___ Extracted material ___

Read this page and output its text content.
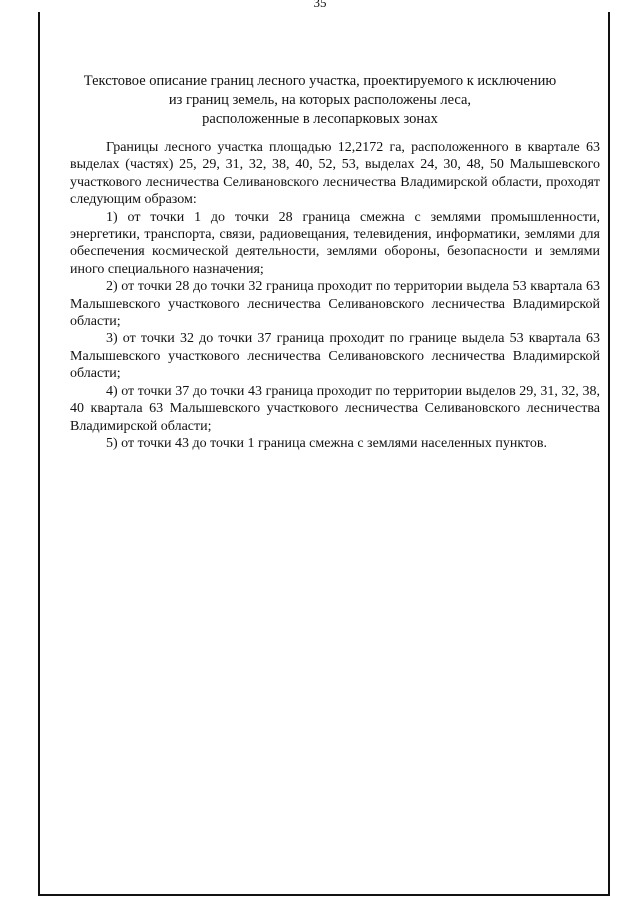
35
Текстовое описание границ лесного участка, проектируемого к исключению
из границ земель, на которых расположены леса,
расположенные в лесопарковых зонах

Границы лесного участка площадью 12,2172 га, расположенного в квартале 63 выделах (частях) 25, 29, 31, 32, 38, 40, 52, 53, выделах 24, 30, 48, 50 Малышевского участкового лесничества Селивановского лесничества Владимирской области, проходят следующим образом:

1) от точки 1 до точки 28 граница смежна с землями промышленности, энергетики, транспорта, связи, радиовещания, телевидения, информатики, землями для обеспечения космической деятельности, землями обороны, безопасности и землями иного специального назначения;

2) от точки 28 до точки 32 граница проходит по территории выдела 53 квартала 63 Малышевского участкового лесничества Селивановского лесничества Владимирской области;

3) от точки 32 до точки 37 граница проходит по границе выдела 53 квартала 63 Малышевского участкового лесничества Селивановского лесничества Владимирской области;

4) от точки 37 до точки 43 граница проходит по территории выделов 29, 31, 32, 38, 40 квартала 63 Малышевского участкового лесничества Селивановского лесничества Владимирской области;

5) от точки 43 до точки 1 граница смежна с землями населенных пунктов.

___

Stated exercise: Repeat the material exactly as it reads, without any of its pictures.

Final result:
Read this page and output its text content.
35
Текстовое описание границ лесного участка, проектируемого к исключению
из границ земель, на которых расположены леса,
расположенные в лесопарковых зонах

Границы лесного участка площадью 12,2172 га, расположенного в квартале 63 выделах (частях) 25, 29, 31, 32, 38, 40, 52, 53, выделах 24, 30, 48, 50 Малышевского участкового лесничества Селивановского лесничества Владимирской области, проходят следующим образом:

1) от точки 1 до точки 28 граница смежна с землями промышленности, энергетики, транспорта, связи, радиовещания, телевидения, информатики, землями для обеспечения космической деятельности, землями обороны, безопасности и землями иного специального назначения;

2) от точки 28 до точки 32 граница проходит по территории выдела 53 квартала 63 Малышевского участкового лесничества Селивановского лесничества Владимирской области;

3) от точки 32 до точки 37 граница проходит по границе выдела 53 квартала 63 Малышевского участкового лесничества Селивановского лесничества Владимирской области;

4) от точки 37 до точки 43 граница проходит по территории выделов 29, 31, 32, 38, 40 квартала 63 Малышевского участкового лесничества Селивановского лесничества Владимирской области;

5) от точки 43 до точки 1 граница смежна с землями населенных пунктов.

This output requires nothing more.